Print the data exactly as it is given, please.

## begin SUPPLIED ENTRIES

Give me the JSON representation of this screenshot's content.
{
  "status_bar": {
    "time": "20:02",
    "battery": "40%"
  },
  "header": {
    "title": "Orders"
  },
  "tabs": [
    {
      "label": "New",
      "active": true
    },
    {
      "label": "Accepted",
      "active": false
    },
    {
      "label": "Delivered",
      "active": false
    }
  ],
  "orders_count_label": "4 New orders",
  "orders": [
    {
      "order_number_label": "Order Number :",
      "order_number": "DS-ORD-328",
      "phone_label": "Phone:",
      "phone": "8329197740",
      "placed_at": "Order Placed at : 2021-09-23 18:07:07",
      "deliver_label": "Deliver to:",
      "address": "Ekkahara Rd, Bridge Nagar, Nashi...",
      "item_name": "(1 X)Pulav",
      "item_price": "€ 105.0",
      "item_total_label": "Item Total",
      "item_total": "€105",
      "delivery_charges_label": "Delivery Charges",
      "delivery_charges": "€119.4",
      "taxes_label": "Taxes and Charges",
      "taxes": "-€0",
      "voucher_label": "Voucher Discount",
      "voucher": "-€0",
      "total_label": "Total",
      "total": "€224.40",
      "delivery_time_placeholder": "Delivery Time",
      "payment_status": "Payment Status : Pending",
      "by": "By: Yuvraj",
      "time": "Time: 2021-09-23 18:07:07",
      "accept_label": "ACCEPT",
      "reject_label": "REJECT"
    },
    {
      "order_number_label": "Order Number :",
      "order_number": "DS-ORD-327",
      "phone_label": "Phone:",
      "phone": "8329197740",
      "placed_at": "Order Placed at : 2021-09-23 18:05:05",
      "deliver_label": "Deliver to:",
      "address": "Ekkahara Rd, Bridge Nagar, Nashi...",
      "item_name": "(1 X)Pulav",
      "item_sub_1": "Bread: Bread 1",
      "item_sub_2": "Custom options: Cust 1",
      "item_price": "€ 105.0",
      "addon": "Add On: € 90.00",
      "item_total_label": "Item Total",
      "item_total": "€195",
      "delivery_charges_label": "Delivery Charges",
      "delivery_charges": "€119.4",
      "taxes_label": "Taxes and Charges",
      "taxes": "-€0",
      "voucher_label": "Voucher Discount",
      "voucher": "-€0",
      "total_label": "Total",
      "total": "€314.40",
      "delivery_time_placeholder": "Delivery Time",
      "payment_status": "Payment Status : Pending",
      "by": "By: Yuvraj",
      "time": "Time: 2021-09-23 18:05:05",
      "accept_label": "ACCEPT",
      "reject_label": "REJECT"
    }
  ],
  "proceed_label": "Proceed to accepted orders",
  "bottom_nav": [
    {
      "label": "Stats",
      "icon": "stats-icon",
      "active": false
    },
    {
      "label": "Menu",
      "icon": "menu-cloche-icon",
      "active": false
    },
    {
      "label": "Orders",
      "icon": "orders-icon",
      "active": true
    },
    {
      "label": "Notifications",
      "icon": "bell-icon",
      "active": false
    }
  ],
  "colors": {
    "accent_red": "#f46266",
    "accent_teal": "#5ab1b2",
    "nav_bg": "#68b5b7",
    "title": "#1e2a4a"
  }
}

## end SUPPLIED ENTRIES

* _WRITTEN SOLUTION_:
Give me the JSON representation of this screenshot's content.
{
  "status_bar": {
    "time": "20:02",
    "battery": "40%"
  },
  "header": {
    "title": "Orders"
  },
  "tabs": [
    {
      "label": "New",
      "active": true
    },
    {
      "label": "Accepted",
      "active": false
    },
    {
      "label": "Delivered",
      "active": false
    }
  ],
  "orders_count_label": "4 New orders",
  "orders": [
    {
      "order_number_label": "Order Number :",
      "order_number": "DS-ORD-328",
      "phone_label": "Phone:",
      "phone": "8329197740",
      "placed_at": "Order Placed at : 2021-09-23 18:07:07",
      "deliver_label": "Deliver to:",
      "address": "Ekkahara Rd, Bridge Nagar, Nashi...",
      "item_name": "(1 X)Pulav",
      "item_price": "€ 105.0",
      "item_total_label": "Item Total",
      "item_total": "€105",
      "delivery_charges_label": "Delivery Charges",
      "delivery_charges": "€119.4",
      "taxes_label": "Taxes and Charges",
      "taxes": "-€0",
      "voucher_label": "Voucher Discount",
      "voucher": "-€0",
      "total_label": "Total",
      "total": "€224.40",
      "delivery_time_placeholder": "Delivery Time",
      "payment_status": "Payment Status : Pending",
      "by": "By: Yuvraj",
      "time": "Time: 2021-09-23 18:07:07",
      "accept_label": "ACCEPT",
      "reject_label": "REJECT"
    },
    {
      "order_number_label": "Order Number :",
      "order_number": "DS-ORD-327",
      "phone_label": "Phone:",
      "phone": "8329197740",
      "placed_at": "Order Placed at : 2021-09-23 18:05:05",
      "deliver_label": "Deliver to:",
      "address": "Ekkahara Rd, Bridge Nagar, Nashi...",
      "item_name": "(1 X)Pulav",
      "item_sub_1": "Bread: Bread 1",
      "item_sub_2": "Custom options: Cust 1",
      "item_price": "€ 105.0",
      "addon": "Add On: € 90.00",
      "item_total_label": "Item Total",
      "item_total": "€195",
      "delivery_charges_label": "Delivery Charges",
      "delivery_charges": "€119.4",
      "taxes_label": "Taxes and Charges",
      "taxes": "-€0",
      "voucher_label": "Voucher Discount",
      "voucher": "-€0",
      "total_label": "Total",
      "total": "€314.40",
      "delivery_time_placeholder": "Delivery Time",
      "payment_status": "Payment Status : Pending",
      "by": "By: Yuvraj",
      "time": "Time: 2021-09-23 18:05:05",
      "accept_label": "ACCEPT",
      "reject_label": "REJECT"
    }
  ],
  "proceed_label": "Proceed to accepted orders",
  "bottom_nav": [
    {
      "label": "Stats",
      "icon": "stats-icon",
      "active": false
    },
    {
      "label": "Menu",
      "icon": "menu-cloche-icon",
      "active": false
    },
    {
      "label": "Orders",
      "icon": "orders-icon",
      "active": true
    },
    {
      "label": "Notifications",
      "icon": "bell-icon",
      "active": false
    }
  ],
  "colors": {
    "accent_red": "#f46266",
    "accent_teal": "#5ab1b2",
    "nav_bg": "#68b5b7",
    "title": "#1e2a4a"
  }
}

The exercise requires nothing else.